▸ WRITTEN INSTRUCTION: Output every entry exactly as given.

BEGIN INFORMATION SHOWN

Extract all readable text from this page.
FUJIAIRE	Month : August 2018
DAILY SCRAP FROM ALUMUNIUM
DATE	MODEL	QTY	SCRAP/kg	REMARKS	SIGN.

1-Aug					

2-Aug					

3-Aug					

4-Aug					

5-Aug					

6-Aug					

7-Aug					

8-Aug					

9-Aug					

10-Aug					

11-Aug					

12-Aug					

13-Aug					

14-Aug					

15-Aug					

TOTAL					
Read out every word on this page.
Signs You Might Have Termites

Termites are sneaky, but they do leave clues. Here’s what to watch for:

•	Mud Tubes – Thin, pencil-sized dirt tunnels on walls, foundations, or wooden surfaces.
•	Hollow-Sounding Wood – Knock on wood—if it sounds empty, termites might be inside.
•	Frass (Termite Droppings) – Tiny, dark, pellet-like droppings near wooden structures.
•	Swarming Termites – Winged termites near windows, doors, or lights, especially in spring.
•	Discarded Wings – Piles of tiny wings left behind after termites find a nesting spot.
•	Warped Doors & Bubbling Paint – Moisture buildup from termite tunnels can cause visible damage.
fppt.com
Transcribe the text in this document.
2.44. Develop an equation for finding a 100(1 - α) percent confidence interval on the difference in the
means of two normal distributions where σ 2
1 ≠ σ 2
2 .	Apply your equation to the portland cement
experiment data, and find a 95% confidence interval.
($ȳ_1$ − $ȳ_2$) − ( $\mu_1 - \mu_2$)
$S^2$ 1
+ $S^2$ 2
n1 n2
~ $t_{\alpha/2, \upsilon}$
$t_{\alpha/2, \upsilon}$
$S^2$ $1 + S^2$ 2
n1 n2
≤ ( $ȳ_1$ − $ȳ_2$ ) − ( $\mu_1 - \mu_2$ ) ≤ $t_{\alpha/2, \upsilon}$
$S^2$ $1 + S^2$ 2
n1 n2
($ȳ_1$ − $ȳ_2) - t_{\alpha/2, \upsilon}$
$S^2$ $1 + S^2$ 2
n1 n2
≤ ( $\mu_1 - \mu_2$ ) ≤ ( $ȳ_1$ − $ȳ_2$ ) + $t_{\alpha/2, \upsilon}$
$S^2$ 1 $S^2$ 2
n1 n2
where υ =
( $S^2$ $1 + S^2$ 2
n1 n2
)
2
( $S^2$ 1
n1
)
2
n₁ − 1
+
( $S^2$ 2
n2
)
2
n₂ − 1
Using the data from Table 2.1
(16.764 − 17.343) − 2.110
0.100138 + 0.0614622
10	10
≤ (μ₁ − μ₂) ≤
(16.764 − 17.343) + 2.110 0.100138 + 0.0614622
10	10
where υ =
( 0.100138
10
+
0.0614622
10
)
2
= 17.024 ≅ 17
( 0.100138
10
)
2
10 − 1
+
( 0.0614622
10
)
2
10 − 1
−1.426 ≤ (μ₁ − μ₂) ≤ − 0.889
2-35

END INFORMATION SHOWN

▸ THE ANSWER:
Extract all readable text from this page.
FUJIAIRE	Month : August 2018
DAILY SCRAP FROM ALUMUNIUM
DATE	MODEL	QTY	SCRAP/kg	REMARKS	SIGN.

1-Aug					

2-Aug					

3-Aug					

4-Aug					

5-Aug					

6-Aug					

7-Aug					

8-Aug					

9-Aug					

10-Aug					

11-Aug					

12-Aug					

13-Aug					

14-Aug					

15-Aug					

TOTAL					
Read out every word on this page.
Signs You Might Have Termites

Termites are sneaky, but they do leave clues. Here’s what to watch for:

•	Mud Tubes – Thin, pencil-sized dirt tunnels on walls, foundations, or wooden surfaces.
•	Hollow-Sounding Wood – Knock on wood—if it sounds empty, termites might be inside.
•	Frass (Termite Droppings) – Tiny, dark, pellet-like droppings near wooden structures.
•	Swarming Termites – Winged termites near windows, doors, or lights, especially in spring.
•	Discarded Wings – Piles of tiny wings left behind after termites find a nesting spot.
•	Warped Doors & Bubbling Paint – Moisture buildup from termite tunnels can cause visible damage.
fppt.com
Transcribe the text in this document.
2.44. Develop an equation for finding a 100(1 - α) percent confidence interval on the difference in the
means of two normal distributions where σ 2
1 ≠ σ 2
2 .	Apply your equation to the portland cement
experiment data, and find a 95% confidence interval.
($ȳ_1$ − $ȳ_2$) − ( $\mu_1 - \mu_2$)
$S^2$ 1
+ $S^2$ 2
n1 n2
~ $t_{\alpha/2, \upsilon}$
$t_{\alpha/2, \upsilon}$
$S^2$ $1 + S^2$ 2
n1 n2
≤ ( $ȳ_1$ − $ȳ_2$ ) − ( $\mu_1 - \mu_2$ ) ≤ $t_{\alpha/2, \upsilon}$
$S^2$ $1 + S^2$ 2
n1 n2
($ȳ_1$ − $ȳ_2) - t_{\alpha/2, \upsilon}$
$S^2$ $1 + S^2$ 2
n1 n2
≤ ( $\mu_1 - \mu_2$ ) ≤ ( $ȳ_1$ − $ȳ_2$ ) + $t_{\alpha/2, \upsilon}$
$S^2$ 1 $S^2$ 2
n1 n2
where υ =
( $S^2$ $1 + S^2$ 2
n1 n2
)
2
( $S^2$ 1
n1
)
2
n₁ − 1
+
( $S^2$ 2
n2
)
2
n₂ − 1
Using the data from Table 2.1
(16.764 − 17.343) − 2.110
0.100138 + 0.0614622
10	10
≤ (μ₁ − μ₂) ≤
(16.764 − 17.343) + 2.110 0.100138 + 0.0614622
10	10
where υ =
( 0.100138
10
+
0.0614622
10
)
2
= 17.024 ≅ 17
( 0.100138
10
)
2
10 − 1
+
( 0.0614622
10
)
2
10 − 1
−1.426 ≤ (μ₁ − μ₂) ≤ − 0.889
2-35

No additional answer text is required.